══ DATA SUPPLIED ══
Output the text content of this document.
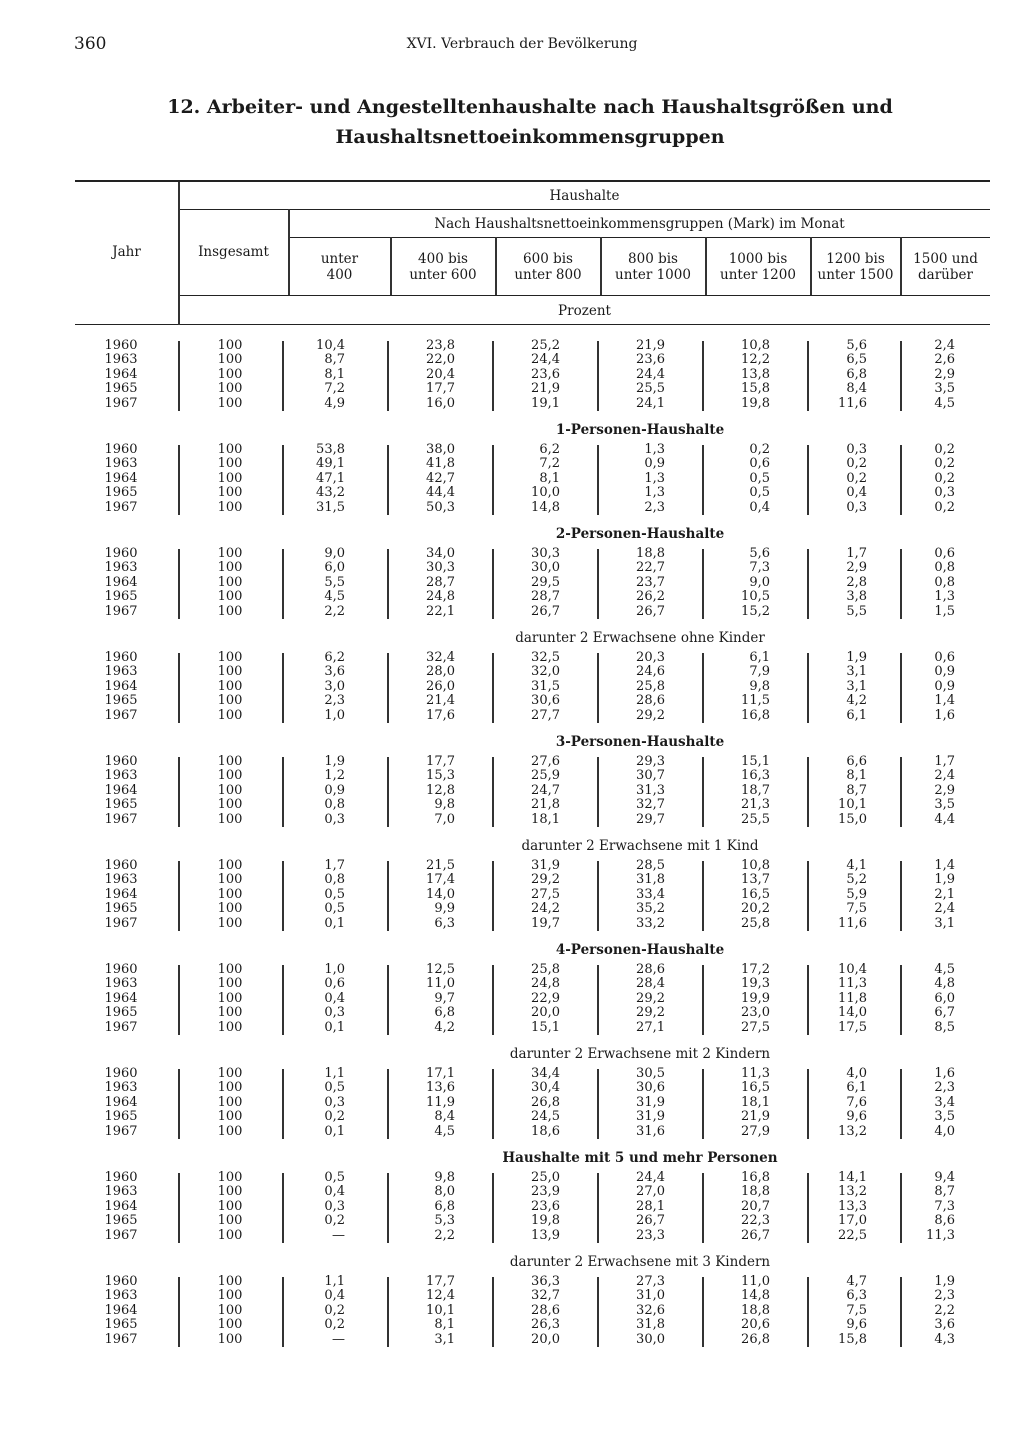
360	XVI. Verbrauch der Bevölkerung
12. Arbeiter- und Angestelltenhaushalte nach Haushaltsgrößen und
Haushaltsnettoeinkommensgruppen
Jahr
Haushalte
Insgesamt
Nach Haushaltsnettoeinkommensgruppen (Mark) im Monat
unter
400
400 bis
unter 600
600 bis
unter 800
800 bis
unter 1000
1000 bis
unter 1200
1200 bis
unter 1500
1500 und
darüber
Prozent
1960	100	10,4	23,8	25,2	21,9	10,8	5,6	2,4
1963	100	8,7	22,0	24,4	23,6	12,2	6,5	2,6
1964	100	8,1	20,4	23,6	24,4	13,8	6,8	2,9
1965	100	7,2	17,7	21,9	25,5	15,8	8,4	3,5
1967	100	4,9	16,0	19,1	24,1	19,8	11,6	4,5
1-Personen-Haushalte
1960	100	53,8	38,0	6,2	1,3	0,2	0,3	0,2
1963	100	49,1	41,8	7,2	0,9	0,6	0,2	0,2
1964	100	47,1	42,7	8,1	1,3	0,5	0,2	0,2
1965	100	43,2	44,4	10,0	1,3	0,5	0,4	0,3
1967	100	31,5	50,3	14,8	2,3	0,4	0,3	0,2
2-Personen-Haushalte
1960	100	9,0	34,0	30,3	18,8	5,6	1,7	0,6
1963	100	6,0	30,3	30,0	22,7	7,3	2,9	0,8
1964	100	5,5	28,7	29,5	23,7	9,0	2,8	0,8
1965	100	4,5	24,8	28,7	26,2	10,5	3,8	1,3
1967	100	2,2	22,1	26,7	26,7	15,2	5,5	1,5
darunter 2 Erwachsene ohne Kinder
1960	100	6,2	32,4	32,5	20,3	6,1	1,9	0,6
1963	100	3,6	28,0	32,0	24,6	7,9	3,1	0,9
1964	100	3,0	26,0	31,5	25,8	9,8	3,1	0,9
1965	100	2,3	21,4	30,6	28,6	11,5	4,2	1,4
1967	100	1,0	17,6	27,7	29,2	16,8	6,1	1,6
3-Personen-Haushalte
1960	100	1,9	17,7	27,6	29,3	15,1	6,6	1,7
1963	100	1,2	15,3	25,9	30,7	16,3	8,1	2,4
1964	100	0,9	12,8	24,7	31,3	18,7	8,7	2,9
1965	100	0,8	9,8	21,8	32,7	21,3	10,1	3,5
1967	100	0,3	7,0	18,1	29,7	25,5	15,0	4,4
darunter 2 Erwachsene mit 1 Kind
1960	100	1,7	21,5	31,9	28,5	10,8	4,1	1,4
1963	100	0,8	17,4	29,2	31,8	13,7	5,2	1,9
1964	100	0,5	14,0	27,5	33,4	16,5	5,9	2,1
1965	100	0,5	9,9	24,2	35,2	20,2	7,5	2,4
1967	100	0,1	6,3	19,7	33,2	25,8	11,6	3,1
4-Personen-Haushalte
1960	100	1,0	12,5	25,8	28,6	17,2	10,4	4,5
1963	100	0,6	11,0	24,8	28,4	19,3	11,3	4,8
1964	100	0,4	9,7	22,9	29,2	19,9	11,8	6,0
1965	100	0,3	6,8	20,0	29,2	23,0	14,0	6,7
1967	100	0,1	4,2	15,1	27,1	27,5	17,5	8,5
darunter 2 Erwachsene mit 2 Kindern
1960	100	1,1	17,1	34,4	30,5	11,3	4,0	1,6
1963	100	0,5	13,6	30,4	30,6	16,5	6,1	2,3
1964	100	0,3	11,9	26,8	31,9	18,1	7,6	3,4
1965	100	0,2	8,4	24,5	31,9	21,9	9,6	3,5
1967	100	0,1	4,5	18,6	31,6	27,9	13,2	4,0
Haushalte mit 5 und mehr Personen
1960	100	0,5	9,8	25,0	24,4	16,8	14,1	9,4
1963	100	0,4	8,0	23,9	27,0	18,8	13,2	8,7
1964	100	0,3	6,8	23,6	28,1	20,7	13,3	7,3
1965	100	0,2	5,3	19,8	26,7	22,3	17,0	8,6
1967	100	—	2,2	13,9	23,3	26,7	22,5	11,3
darunter 2 Erwachsene mit 3 Kindern
1960	100	1,1	17,7	36,3	27,3	11,0	4,7	1,9
1963	100	0,4	12,4	32,7	31,0	14,8	6,3	2,3
1964	100	0,2	10,1	28,6	32,6	18,8	7,5	2,2
1965	100	0,2	8,1	26,3	31,8	20,6	9,6	3,6
1967	100	—	3,1	20,0	30,0	26,8	15,8	4,3
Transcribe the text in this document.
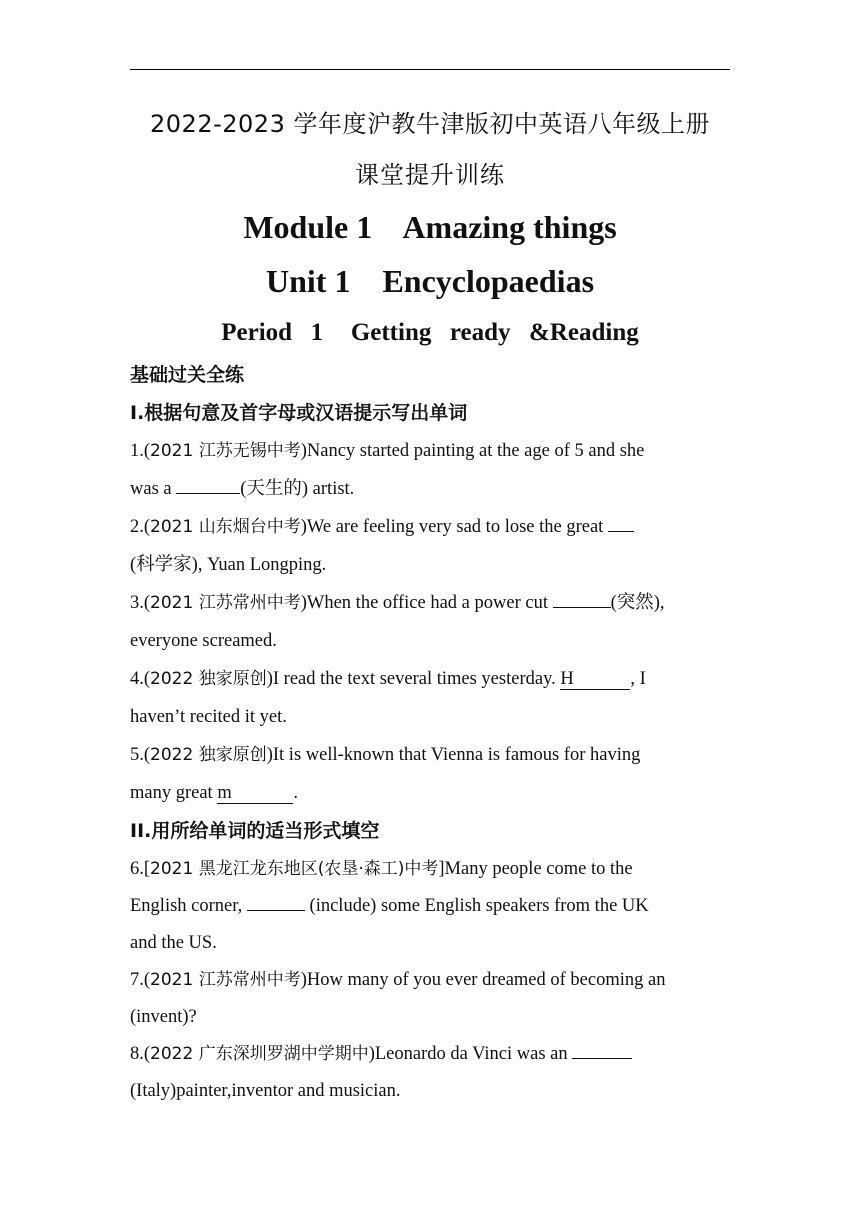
2022-2023 学年度沪教牛津版初中英语八年级上册
课堂提升训练
Module 1    Amazing things
Unit 1    Encyclopaedias
Period  1   Getting  ready  &Reading
基础过关全练
I.根据句意及首字母或汉语提示写出单词
1.(2021 江苏无锡中考)Nancy started painting at the age of 5 and she
was a	(天生的) artist.
2.(2021 山东烟台中考)We are feeling very sad to lose the great
(科学家), Yuan Longping.
3.(2021 江苏常州中考)When the office had a power cut	(突然),
everyone screamed.
4.(2022 独家原创)I read the text several times yesterday. H	, I
haven’t recited it yet.
5.(2022 独家原创)It is well-known that Vienna is famous for having
many great m	.
II.用所给单词的适当形式填空
6.[2021 黑龙江龙东地区(农垦·森工)中考]Many people come to the
English corner,	(include) some English speakers from the UK
and the US.
7.(2021 江苏常州中考)How many of you ever dreamed of becoming an
(invent)?
8.(2022 广东深圳罗湖中学期中)Leonardo da Vinci was an
(Italy)painter,inventor and musician.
═══
**GIVEN TASK**
Set down the lines of the records above exactly, apart from the pictures.

**CORRECT RESPONSE**
Output the text content of this document.
360	XVI. Verbrauch der Bevölkerung
12. Arbeiter- und Angestelltenhaushalte nach Haushaltsgrößen und
Haushaltsnettoeinkommensgruppen
Jahr
Haushalte
Insgesamt
Nach Haushaltsnettoeinkommensgruppen (Mark) im Monat
unter
400
400 bis
unter 600
600 bis
unter 800
800 bis
unter 1000
1000 bis
unter 1200
1200 bis
unter 1500
1500 und
darüber
Prozent
1960	100	10,4	23,8	25,2	21,9	10,8	5,6	2,4
1963	100	8,7	22,0	24,4	23,6	12,2	6,5	2,6
1964	100	8,1	20,4	23,6	24,4	13,8	6,8	2,9
1965	100	7,2	17,7	21,9	25,5	15,8	8,4	3,5
1967	100	4,9	16,0	19,1	24,1	19,8	11,6	4,5
1-Personen-Haushalte
1960	100	53,8	38,0	6,2	1,3	0,2	0,3	0,2
1963	100	49,1	41,8	7,2	0,9	0,6	0,2	0,2
1964	100	47,1	42,7	8,1	1,3	0,5	0,2	0,2
1965	100	43,2	44,4	10,0	1,3	0,5	0,4	0,3
1967	100	31,5	50,3	14,8	2,3	0,4	0,3	0,2
2-Personen-Haushalte
1960	100	9,0	34,0	30,3	18,8	5,6	1,7	0,6
1963	100	6,0	30,3	30,0	22,7	7,3	2,9	0,8
1964	100	5,5	28,7	29,5	23,7	9,0	2,8	0,8
1965	100	4,5	24,8	28,7	26,2	10,5	3,8	1,3
1967	100	2,2	22,1	26,7	26,7	15,2	5,5	1,5
darunter 2 Erwachsene ohne Kinder
1960	100	6,2	32,4	32,5	20,3	6,1	1,9	0,6
1963	100	3,6	28,0	32,0	24,6	7,9	3,1	0,9
1964	100	3,0	26,0	31,5	25,8	9,8	3,1	0,9
1965	100	2,3	21,4	30,6	28,6	11,5	4,2	1,4
1967	100	1,0	17,6	27,7	29,2	16,8	6,1	1,6
3-Personen-Haushalte
1960	100	1,9	17,7	27,6	29,3	15,1	6,6	1,7
1963	100	1,2	15,3	25,9	30,7	16,3	8,1	2,4
1964	100	0,9	12,8	24,7	31,3	18,7	8,7	2,9
1965	100	0,8	9,8	21,8	32,7	21,3	10,1	3,5
1967	100	0,3	7,0	18,1	29,7	25,5	15,0	4,4
darunter 2 Erwachsene mit 1 Kind
1960	100	1,7	21,5	31,9	28,5	10,8	4,1	1,4
1963	100	0,8	17,4	29,2	31,8	13,7	5,2	1,9
1964	100	0,5	14,0	27,5	33,4	16,5	5,9	2,1
1965	100	0,5	9,9	24,2	35,2	20,2	7,5	2,4
1967	100	0,1	6,3	19,7	33,2	25,8	11,6	3,1
4-Personen-Haushalte
1960	100	1,0	12,5	25,8	28,6	17,2	10,4	4,5
1963	100	0,6	11,0	24,8	28,4	19,3	11,3	4,8
1964	100	0,4	9,7	22,9	29,2	19,9	11,8	6,0
1965	100	0,3	6,8	20,0	29,2	23,0	14,0	6,7
1967	100	0,1	4,2	15,1	27,1	27,5	17,5	8,5
darunter 2 Erwachsene mit 2 Kindern
1960	100	1,1	17,1	34,4	30,5	11,3	4,0	1,6
1963	100	0,5	13,6	30,4	30,6	16,5	6,1	2,3
1964	100	0,3	11,9	26,8	31,9	18,1	7,6	3,4
1965	100	0,2	8,4	24,5	31,9	21,9	9,6	3,5
1967	100	0,1	4,5	18,6	31,6	27,9	13,2	4,0
Haushalte mit 5 und mehr Personen
1960	100	0,5	9,8	25,0	24,4	16,8	14,1	9,4
1963	100	0,4	8,0	23,9	27,0	18,8	13,2	8,7
1964	100	0,3	6,8	23,6	28,1	20,7	13,3	7,3
1965	100	0,2	5,3	19,8	26,7	22,3	17,0	8,6
1967	100	—	2,2	13,9	23,3	26,7	22,5	11,3
darunter 2 Erwachsene mit 3 Kindern
1960	100	1,1	17,7	36,3	27,3	11,0	4,7	1,9
1963	100	0,4	12,4	32,7	31,0	14,8	6,3	2,3
1964	100	0,2	10,1	28,6	32,6	18,8	7,5	2,2
1965	100	0,2	8,1	26,3	31,8	20,6	9,6	3,6
1967	100	—	3,1	20,0	30,0	26,8	15,8	4,3
Transcribe the text in this document.
2022-2023 学年度沪教牛津版初中英语八年级上册
课堂提升训练
Module 1    Amazing things
Unit 1    Encyclopaedias
Period  1   Getting  ready  &Reading
基础过关全练
I.根据句意及首字母或汉语提示写出单词
1.(2021 江苏无锡中考)Nancy started painting at the age of 5 and she
was a	(天生的) artist.
2.(2021 山东烟台中考)We are feeling very sad to lose the great
(科学家), Yuan Longping.
3.(2021 江苏常州中考)When the office had a power cut	(突然),
everyone screamed.
4.(2022 独家原创)I read the text several times yesterday. H	, I
haven’t recited it yet.
5.(2022 独家原创)It is well-known that Vienna is famous for having
many great m	.
II.用所给单词的适当形式填空
6.[2021 黑龙江龙东地区(农垦·森工)中考]Many people come to the
English corner,	(include) some English speakers from the UK
and the US.
7.(2021 江苏常州中考)How many of you ever dreamed of becoming an
(invent)?
8.(2022 广东深圳罗湖中学期中)Leonardo da Vinci was an
(Italy)painter,inventor and musician.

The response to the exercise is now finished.